(Bölge ve etiket listeleri)

((

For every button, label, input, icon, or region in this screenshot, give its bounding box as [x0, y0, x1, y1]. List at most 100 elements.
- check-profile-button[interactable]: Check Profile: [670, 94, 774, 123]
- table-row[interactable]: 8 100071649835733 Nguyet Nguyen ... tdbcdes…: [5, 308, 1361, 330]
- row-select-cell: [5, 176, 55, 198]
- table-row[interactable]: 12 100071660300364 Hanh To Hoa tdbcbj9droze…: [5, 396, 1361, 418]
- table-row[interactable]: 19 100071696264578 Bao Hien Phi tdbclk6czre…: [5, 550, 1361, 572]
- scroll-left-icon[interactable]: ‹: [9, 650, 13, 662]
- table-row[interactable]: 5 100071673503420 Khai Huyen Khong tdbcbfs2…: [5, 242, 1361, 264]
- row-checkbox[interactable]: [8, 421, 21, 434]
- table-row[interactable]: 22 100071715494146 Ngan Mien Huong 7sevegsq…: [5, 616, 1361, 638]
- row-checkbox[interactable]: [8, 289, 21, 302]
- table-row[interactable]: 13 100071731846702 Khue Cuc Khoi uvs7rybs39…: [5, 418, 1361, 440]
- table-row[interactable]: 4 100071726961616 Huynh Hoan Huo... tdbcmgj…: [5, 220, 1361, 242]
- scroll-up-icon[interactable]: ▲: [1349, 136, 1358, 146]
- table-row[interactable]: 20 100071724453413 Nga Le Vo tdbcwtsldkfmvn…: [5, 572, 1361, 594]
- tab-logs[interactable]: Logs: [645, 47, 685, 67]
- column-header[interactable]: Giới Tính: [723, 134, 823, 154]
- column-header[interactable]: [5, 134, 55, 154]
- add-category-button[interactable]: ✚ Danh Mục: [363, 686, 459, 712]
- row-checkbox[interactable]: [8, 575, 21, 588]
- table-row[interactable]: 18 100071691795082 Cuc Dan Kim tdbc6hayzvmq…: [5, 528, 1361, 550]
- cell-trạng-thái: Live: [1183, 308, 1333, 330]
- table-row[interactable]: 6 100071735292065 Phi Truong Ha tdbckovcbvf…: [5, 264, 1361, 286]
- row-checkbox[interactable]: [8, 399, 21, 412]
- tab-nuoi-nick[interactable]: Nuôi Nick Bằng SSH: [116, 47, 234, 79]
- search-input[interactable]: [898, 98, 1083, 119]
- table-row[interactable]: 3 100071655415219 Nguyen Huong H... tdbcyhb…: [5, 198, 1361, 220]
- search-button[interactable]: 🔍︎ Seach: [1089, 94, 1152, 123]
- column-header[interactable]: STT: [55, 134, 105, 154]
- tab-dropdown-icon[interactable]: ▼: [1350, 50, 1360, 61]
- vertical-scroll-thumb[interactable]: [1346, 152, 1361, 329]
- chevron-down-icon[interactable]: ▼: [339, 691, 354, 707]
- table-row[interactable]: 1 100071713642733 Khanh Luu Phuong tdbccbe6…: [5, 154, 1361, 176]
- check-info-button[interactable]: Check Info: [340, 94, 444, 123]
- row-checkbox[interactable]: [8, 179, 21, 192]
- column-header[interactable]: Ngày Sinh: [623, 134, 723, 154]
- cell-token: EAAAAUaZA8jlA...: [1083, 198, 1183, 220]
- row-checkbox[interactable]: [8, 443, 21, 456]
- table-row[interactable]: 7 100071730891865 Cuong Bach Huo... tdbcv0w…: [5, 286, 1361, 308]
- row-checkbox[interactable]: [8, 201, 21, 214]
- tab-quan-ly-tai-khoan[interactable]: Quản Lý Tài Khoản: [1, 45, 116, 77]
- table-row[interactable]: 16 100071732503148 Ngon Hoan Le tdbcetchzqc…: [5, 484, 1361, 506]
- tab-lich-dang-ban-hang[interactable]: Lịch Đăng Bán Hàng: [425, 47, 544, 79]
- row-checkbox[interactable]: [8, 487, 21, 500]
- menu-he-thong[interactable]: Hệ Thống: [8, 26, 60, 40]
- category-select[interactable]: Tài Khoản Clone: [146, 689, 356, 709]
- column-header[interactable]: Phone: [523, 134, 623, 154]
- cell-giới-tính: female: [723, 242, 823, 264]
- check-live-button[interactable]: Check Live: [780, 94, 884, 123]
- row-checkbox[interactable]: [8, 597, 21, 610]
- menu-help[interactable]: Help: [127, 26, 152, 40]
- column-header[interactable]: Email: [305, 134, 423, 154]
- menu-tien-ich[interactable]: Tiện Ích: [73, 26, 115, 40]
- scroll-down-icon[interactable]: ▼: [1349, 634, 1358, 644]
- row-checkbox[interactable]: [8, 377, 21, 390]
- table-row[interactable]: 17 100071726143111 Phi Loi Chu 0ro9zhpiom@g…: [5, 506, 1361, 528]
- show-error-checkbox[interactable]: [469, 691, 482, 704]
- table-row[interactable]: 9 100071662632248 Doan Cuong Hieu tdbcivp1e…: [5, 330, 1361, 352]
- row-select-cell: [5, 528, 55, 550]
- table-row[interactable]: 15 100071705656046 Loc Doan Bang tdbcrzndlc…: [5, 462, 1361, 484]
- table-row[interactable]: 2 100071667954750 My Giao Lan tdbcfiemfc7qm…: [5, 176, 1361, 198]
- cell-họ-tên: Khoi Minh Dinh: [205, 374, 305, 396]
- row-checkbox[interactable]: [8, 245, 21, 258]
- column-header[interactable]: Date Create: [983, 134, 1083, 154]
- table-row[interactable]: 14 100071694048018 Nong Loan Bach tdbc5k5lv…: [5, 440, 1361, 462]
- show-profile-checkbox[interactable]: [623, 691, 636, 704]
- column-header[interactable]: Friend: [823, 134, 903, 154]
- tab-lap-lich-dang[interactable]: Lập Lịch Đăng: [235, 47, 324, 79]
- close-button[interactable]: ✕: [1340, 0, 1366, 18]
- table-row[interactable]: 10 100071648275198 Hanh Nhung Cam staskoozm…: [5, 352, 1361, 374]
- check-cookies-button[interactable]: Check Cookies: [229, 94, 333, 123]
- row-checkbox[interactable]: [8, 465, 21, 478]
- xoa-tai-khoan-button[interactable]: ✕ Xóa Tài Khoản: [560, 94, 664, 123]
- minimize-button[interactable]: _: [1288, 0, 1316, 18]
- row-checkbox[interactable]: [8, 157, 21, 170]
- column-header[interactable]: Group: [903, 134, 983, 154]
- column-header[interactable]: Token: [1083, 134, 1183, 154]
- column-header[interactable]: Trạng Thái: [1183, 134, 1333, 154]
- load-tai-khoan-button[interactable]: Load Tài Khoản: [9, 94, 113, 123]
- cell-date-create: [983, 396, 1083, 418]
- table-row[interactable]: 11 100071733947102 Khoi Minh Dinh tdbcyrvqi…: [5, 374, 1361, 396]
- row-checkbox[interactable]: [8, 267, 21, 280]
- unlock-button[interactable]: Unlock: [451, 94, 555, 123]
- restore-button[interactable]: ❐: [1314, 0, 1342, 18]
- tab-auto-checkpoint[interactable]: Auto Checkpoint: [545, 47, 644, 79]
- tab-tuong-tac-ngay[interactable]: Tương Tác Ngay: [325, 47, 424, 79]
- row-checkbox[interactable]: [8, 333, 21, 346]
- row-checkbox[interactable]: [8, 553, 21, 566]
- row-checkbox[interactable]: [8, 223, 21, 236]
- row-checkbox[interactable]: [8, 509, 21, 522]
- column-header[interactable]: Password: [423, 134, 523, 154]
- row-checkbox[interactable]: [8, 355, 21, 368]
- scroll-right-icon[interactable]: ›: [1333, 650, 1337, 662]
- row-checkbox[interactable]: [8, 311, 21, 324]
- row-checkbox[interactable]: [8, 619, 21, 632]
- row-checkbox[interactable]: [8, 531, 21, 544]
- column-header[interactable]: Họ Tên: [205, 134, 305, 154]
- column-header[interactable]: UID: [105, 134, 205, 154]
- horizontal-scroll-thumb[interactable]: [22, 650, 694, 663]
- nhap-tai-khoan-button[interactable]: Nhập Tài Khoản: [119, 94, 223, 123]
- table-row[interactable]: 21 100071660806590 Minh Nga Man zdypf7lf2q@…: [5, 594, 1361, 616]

))
((

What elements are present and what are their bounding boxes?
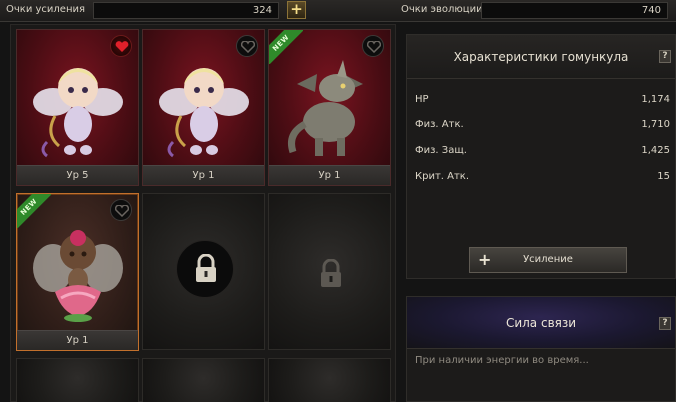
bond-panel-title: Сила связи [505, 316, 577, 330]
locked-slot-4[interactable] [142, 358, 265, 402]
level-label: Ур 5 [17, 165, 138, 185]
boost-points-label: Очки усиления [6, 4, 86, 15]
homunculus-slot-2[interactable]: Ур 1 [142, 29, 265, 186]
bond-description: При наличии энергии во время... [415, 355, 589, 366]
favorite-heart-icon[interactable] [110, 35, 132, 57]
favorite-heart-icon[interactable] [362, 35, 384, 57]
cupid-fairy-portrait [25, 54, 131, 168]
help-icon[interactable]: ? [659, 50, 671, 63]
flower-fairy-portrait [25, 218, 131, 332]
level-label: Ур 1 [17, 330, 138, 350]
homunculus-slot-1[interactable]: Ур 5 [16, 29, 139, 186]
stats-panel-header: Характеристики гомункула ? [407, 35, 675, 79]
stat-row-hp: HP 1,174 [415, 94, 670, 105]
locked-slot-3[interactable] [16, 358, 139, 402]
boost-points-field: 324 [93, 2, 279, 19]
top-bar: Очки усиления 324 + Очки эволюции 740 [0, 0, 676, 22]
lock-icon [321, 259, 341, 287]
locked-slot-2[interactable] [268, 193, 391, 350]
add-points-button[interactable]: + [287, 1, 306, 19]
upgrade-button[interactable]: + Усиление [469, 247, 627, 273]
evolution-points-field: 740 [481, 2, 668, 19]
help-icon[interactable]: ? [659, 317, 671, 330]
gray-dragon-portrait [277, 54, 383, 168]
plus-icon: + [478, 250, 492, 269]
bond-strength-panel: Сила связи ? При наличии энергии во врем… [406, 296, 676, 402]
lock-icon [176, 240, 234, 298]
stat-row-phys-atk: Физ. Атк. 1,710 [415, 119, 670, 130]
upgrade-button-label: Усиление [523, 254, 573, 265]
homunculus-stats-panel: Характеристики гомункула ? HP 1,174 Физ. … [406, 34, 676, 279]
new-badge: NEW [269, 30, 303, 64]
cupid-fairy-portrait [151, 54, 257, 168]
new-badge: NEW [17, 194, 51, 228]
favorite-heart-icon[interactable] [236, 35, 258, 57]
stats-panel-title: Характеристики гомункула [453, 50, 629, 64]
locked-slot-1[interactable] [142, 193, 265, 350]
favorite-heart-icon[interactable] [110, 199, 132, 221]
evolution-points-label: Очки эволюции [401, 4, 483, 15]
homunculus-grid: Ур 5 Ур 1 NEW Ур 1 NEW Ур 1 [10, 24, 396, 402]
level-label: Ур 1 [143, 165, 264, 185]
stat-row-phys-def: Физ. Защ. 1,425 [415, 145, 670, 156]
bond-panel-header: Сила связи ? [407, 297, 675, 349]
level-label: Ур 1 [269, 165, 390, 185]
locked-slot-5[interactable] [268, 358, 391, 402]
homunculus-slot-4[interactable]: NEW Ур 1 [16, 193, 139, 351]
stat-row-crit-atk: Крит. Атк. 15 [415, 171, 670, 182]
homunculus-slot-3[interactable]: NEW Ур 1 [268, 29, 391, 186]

))

• [Alıştırma yönergesi] Yukarıdaki veride "For every button, label, input, icon, or" ifadesini içeren satırdan "- table-row[interactable]: 8" ifadesini içeren satıra kadar olan satırları, iki uç satır da dahil olmak üzere, hiçbir değişiklik yapmadan tekrar yazın.

• [Görevin çözümü]
For every button, label, input, icon, or region in this screenshot, give its bounding box as [x0, y0, x1, y1]. List at most 100 elements.
- check-profile-button[interactable]: Check Profile: [670, 94, 774, 123]
- table-row[interactable]: 8 100071649835733 Nguyet Nguyen ... tdbcdes…: [5, 308, 1361, 330]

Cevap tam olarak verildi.